▶ **Consigne 1**
D'après l'extrait sur les rencontres du regroupement de théâtres, combien de membres compte la rencontre collégiale ?
▶ **Consigne 2**
Poursuivez l'extrait sur les rencontres du regroupement de théâtres après sa dernière phrase.

▶ **Extrait du texte**
################

On alterne pour les rencontres en grand groupe. Un mois, ça va être une rencontre collégiale avec les dix-neuf membres, mais c’est juste nous, les théâtres. Et, le mois suivant, ça va être un atelier de formation avec un intervenant qui va nous présenter un domaine particulier du don des particuliers, puis qui va répondre spécifiquement aux questions qu’on se pose.
C’est assez structuré, normalement, parce qu’on a toujours un ordre du jour. Mais ça reste quand même assez informel, la façon qu’on se parle. Et on partage beaucoup, surtout pendant la pandémie : on a partagé beaucoup nos inquiétudes, des enjeux que nous avions.
On choisit les thèmes, on les propose au grand groupe, puis on définit vraiment les questions spécifiques, le sujet, le déroulé, et les intervenants ciblés. On a approché les intervenants de cette façon en leur disant, bien : « Voilà, on a telle thématique, on voudrait aborder telle et telle question ». Puis, généralement, on n’a jamais de refus, parce qu’ils sont convaincus par le regroupement, puis l’intérêt, et puis les questions. On arrive à fournir des ateliers de formation sur mesure, et c’est ça qui est aussi un plus pour le regroupement.

################

▶ **Informations affichées**
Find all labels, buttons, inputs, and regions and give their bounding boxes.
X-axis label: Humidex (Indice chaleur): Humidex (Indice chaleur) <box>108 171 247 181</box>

################

▶ **Réponse de l'exercice 1**
Dix-neuf membres.

▶ **Réponse de l'exercice 2**
Le fait de refaire un retour sur l’atelier précédent, souvent, précise les intentions pour la suite ou soulève des enjeux différents qui pourraient être abordés dans l’année, donc, qui ajustent un peu les prochains ateliers.
On a une boîte à outils qu’on gère : les enregistrements des formations, les supports qu’on nous a donnés dans les formations. Il y a aussi tous les documents, les comptes rendus de réunions ainsi que toutes les études spécifiques, analyses ou articles de presse en philanthropie qui paraissent… on a tout à un seul endroit – les actions qu’on a mises en place dans nos théâtres pour donner suite à la campagne annuelle Un acte pour le théâtre.
Dans la boîte à outils, on met à un seul endroit ceux qui ont mis en place des actions. Puis, tous les dix-neuf théâtres ont accès. Donc, on peut aller rechercher de l’information; on peut les utiliser.
La culture du regroupement
Les participantes à l’entrevue définissent la culture du regroupement dans les termes suivants :
C’est un endroit sécuritaire où on peut s’exprimer librement. On n’est pas en train de se juger les uns les autres; on est véritablement en train de s’aider et de se conseiller et de se soutenir dans le cadre de ce groupe.
On a eu des commentaires qui étaient extraordinaires. Puis, ce que certains ont dit, bien voilà, c’est : « Les formations qu’on a par l’intermédiaire du regroupement; c’est d’une valeur inestimable. C’est tellement riche. On n’a pas accès à tout ça par un autre moyen. » Donc, ça, c’est vraiment super, parce qu’on dit : « Wow, ça veut dire que le regroupement, il a tout son sens. » Les gens sont contents d’appartenir au regroupement. Ça donne à la fois un sentiment d’appartenance, mais un sentiment aussi de savoir qu’on n’est pas tous seuls, parce qu’on est souvent tout seuls dans notre organisation à gérer cet aspect-là.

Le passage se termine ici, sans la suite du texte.